| Activity |
Copy every record exactly, and keep the pictures out.

(Page transcription records)
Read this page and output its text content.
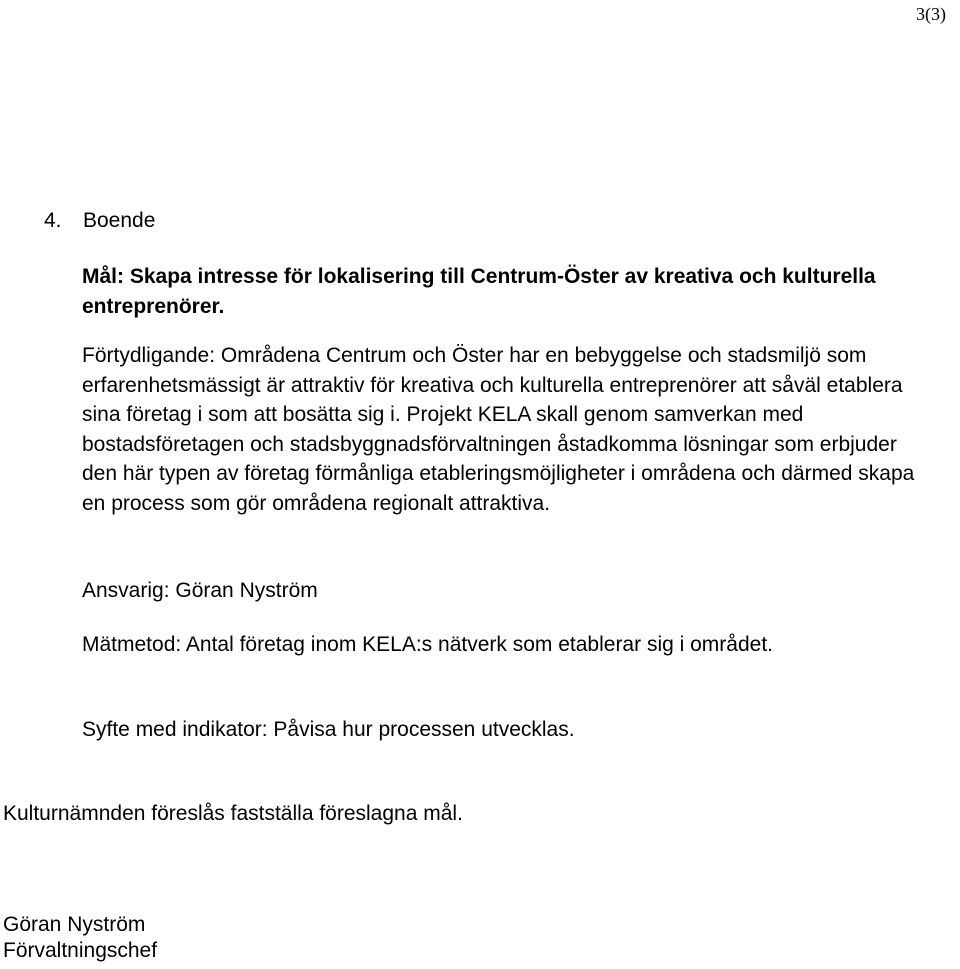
3(3)
4. Boende
Mål: Skapa intresse för lokalisering till Centrum-Öster av kreativa och kulturella entreprenörer.
Förtydligande: Områdena Centrum och Öster har en bebyggelse och stadsmiljö som erfarenhetsmässigt är attraktiv för kreativa och kulturella entreprenörer att såväl etablera sina företag i som att bosätta sig i. Projekt KELA skall genom samverkan med bostadsföretagen och stadsbyggnadsförvaltningen åstadkomma lösningar som erbjuder den här typen av företag förmånliga etableringsmöjligheter i områdena och därmed skapa en process som gör områdena regionalt attraktiva.
Ansvarig: Göran Nyström
Mätmetod: Antal företag inom KELA:s nätverk som etablerar sig i området.
Syfte med indikator: Påvisa hur processen utvecklas.
Kulturnämnden föreslås fastställa föreslagna mål.
Göran Nyström
Förvaltningschef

| Answer for this exercise |
Read this page and output its text content.
3(3)
4. Boende
Mål: Skapa intresse för lokalisering till Centrum-Öster av kreativa och kulturella entreprenörer.
Förtydligande: Områdena Centrum och Öster har en bebyggelse och stadsmiljö som erfarenhetsmässigt är attraktiv för kreativa och kulturella entreprenörer att såväl etablera sina företag i som att bosätta sig i. Projekt KELA skall genom samverkan med bostadsföretagen och stadsbyggnadsförvaltningen åstadkomma lösningar som erbjuder den här typen av företag förmånliga etableringsmöjligheter i områdena och därmed skapa en process som gör områdena regionalt attraktiva.
Ansvarig: Göran Nyström
Mätmetod: Antal företag inom KELA:s nätverk som etablerar sig i området.
Syfte med indikator: Påvisa hur processen utvecklas.
Kulturnämnden föreslås fastställa föreslagna mål.
Göran Nyström
Förvaltningschef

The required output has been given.